## What you should do
Every line of the listing must be reproduced as it stands. Leave the images behind.

## Material supplied
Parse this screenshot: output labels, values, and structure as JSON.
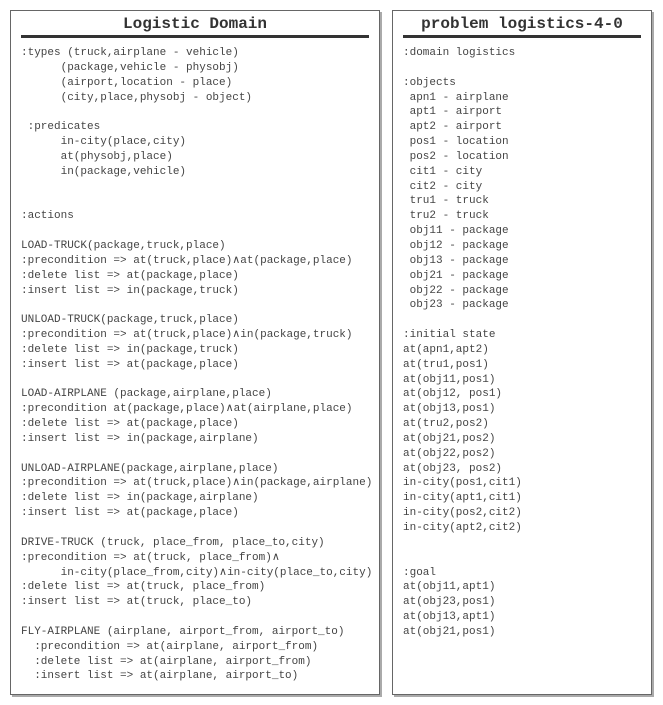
{
  "left": {
    "title": "Logistic Domain",
    "body": ":types (truck,airplane - vehicle)\n      (package,vehicle - physobj)\n      (airport,location - place)\n      (city,place,physobj - object)\n\n :predicates\n      in-city(place,city)\n      at(physobj,place)\n      in(package,vehicle)\n\n\n:actions\n\nLOAD-TRUCK(package,truck,place)\n:precondition => at(truck,place)∧at(package,place)\n:delete list => at(package,place)\n:insert list => in(package,truck)\n\nUNLOAD-TRUCK(package,truck,place)\n:precondition => at(truck,place)∧in(package,truck)\n:delete list => in(package,truck)\n:insert list => at(package,place)\n\nLOAD-AIRPLANE (package,airplane,place)\n:precondition at(package,place)∧at(airplane,place)\n:delete list => at(package,place)\n:insert list => in(package,airplane)\n\nUNLOAD-AIRPLANE(package,airplane,place)\n:precondition => at(truck,place)∧in(package,airplane)\n:delete list => in(package,airplane)\n:insert list => at(package,place)\n\nDRIVE-TRUCK (truck, place_from, place_to,city)\n:precondition => at(truck, place_from)∧\n      in-city(place_from,city)∧in-city(place_to,city)\n:delete list => at(truck, place_from)\n:insert list => at(truck, place_to)\n\nFLY-AIRPLANE (airplane, airport_from, airport_to)\n  :precondition => at(airplane, airport_from)\n  :delete list => at(airplane, airport_from)\n  :insert list => at(airplane, airport_to)"
  },
  "right": {
    "title": "problem logistics-4-0",
    "body": ":domain logistics\n\n:objects\n apn1 - airplane\n apt1 - airport\n apt2 - airport\n pos1 - location\n pos2 - location\n cit1 - city\n cit2 - city\n tru1 - truck\n tru2 - truck\n obj11 - package\n obj12 - package\n obj13 - package\n obj21 - package\n obj22 - package\n obj23 - package\n\n:initial state\nat(apn1,apt2)\nat(tru1,pos1)\nat(obj11,pos1)\nat(obj12, pos1)\nat(obj13,pos1)\nat(tru2,pos2)\nat(obj21,pos2)\nat(obj22,pos2)\nat(obj23, pos2)\nin-city(pos1,cit1)\nin-city(apt1,cit1)\nin-city(pos2,cit2)\nin-city(apt2,cit2)\n\n\n:goal\nat(obj11,apt1)\nat(obj23,pos1)\nat(obj13,apt1)\nat(obj21,pos1)"
  }
}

## Response to this exercise
Parse this screenshot: output labels, values, and structure as JSON.
{
  "left": {
    "title": "Logistic Domain",
    "body": ":types (truck,airplane - vehicle)\n      (package,vehicle - physobj)\n      (airport,location - place)\n      (city,place,physobj - object)\n\n :predicates\n      in-city(place,city)\n      at(physobj,place)\n      in(package,vehicle)\n\n\n:actions\n\nLOAD-TRUCK(package,truck,place)\n:precondition => at(truck,place)∧at(package,place)\n:delete list => at(package,place)\n:insert list => in(package,truck)\n\nUNLOAD-TRUCK(package,truck,place)\n:precondition => at(truck,place)∧in(package,truck)\n:delete list => in(package,truck)\n:insert list => at(package,place)\n\nLOAD-AIRPLANE (package,airplane,place)\n:precondition at(package,place)∧at(airplane,place)\n:delete list => at(package,place)\n:insert list => in(package,airplane)\n\nUNLOAD-AIRPLANE(package,airplane,place)\n:precondition => at(truck,place)∧in(package,airplane)\n:delete list => in(package,airplane)\n:insert list => at(package,place)\n\nDRIVE-TRUCK (truck, place_from, place_to,city)\n:precondition => at(truck, place_from)∧\n      in-city(place_from,city)∧in-city(place_to,city)\n:delete list => at(truck, place_from)\n:insert list => at(truck, place_to)\n\nFLY-AIRPLANE (airplane, airport_from, airport_to)\n  :precondition => at(airplane, airport_from)\n  :delete list => at(airplane, airport_from)\n  :insert list => at(airplane, airport_to)"
  },
  "right": {
    "title": "problem logistics-4-0",
    "body": ":domain logistics\n\n:objects\n apn1 - airplane\n apt1 - airport\n apt2 - airport\n pos1 - location\n pos2 - location\n cit1 - city\n cit2 - city\n tru1 - truck\n tru2 - truck\n obj11 - package\n obj12 - package\n obj13 - package\n obj21 - package\n obj22 - package\n obj23 - package\n\n:initial state\nat(apn1,apt2)\nat(tru1,pos1)\nat(obj11,pos1)\nat(obj12, pos1)\nat(obj13,pos1)\nat(tru2,pos2)\nat(obj21,pos2)\nat(obj22,pos2)\nat(obj23, pos2)\nin-city(pos1,cit1)\nin-city(apt1,cit1)\nin-city(pos2,cit2)\nin-city(apt2,cit2)\n\n\n:goal\nat(obj11,apt1)\nat(obj23,pos1)\nat(obj13,apt1)\nat(obj21,pos1)"
  }
}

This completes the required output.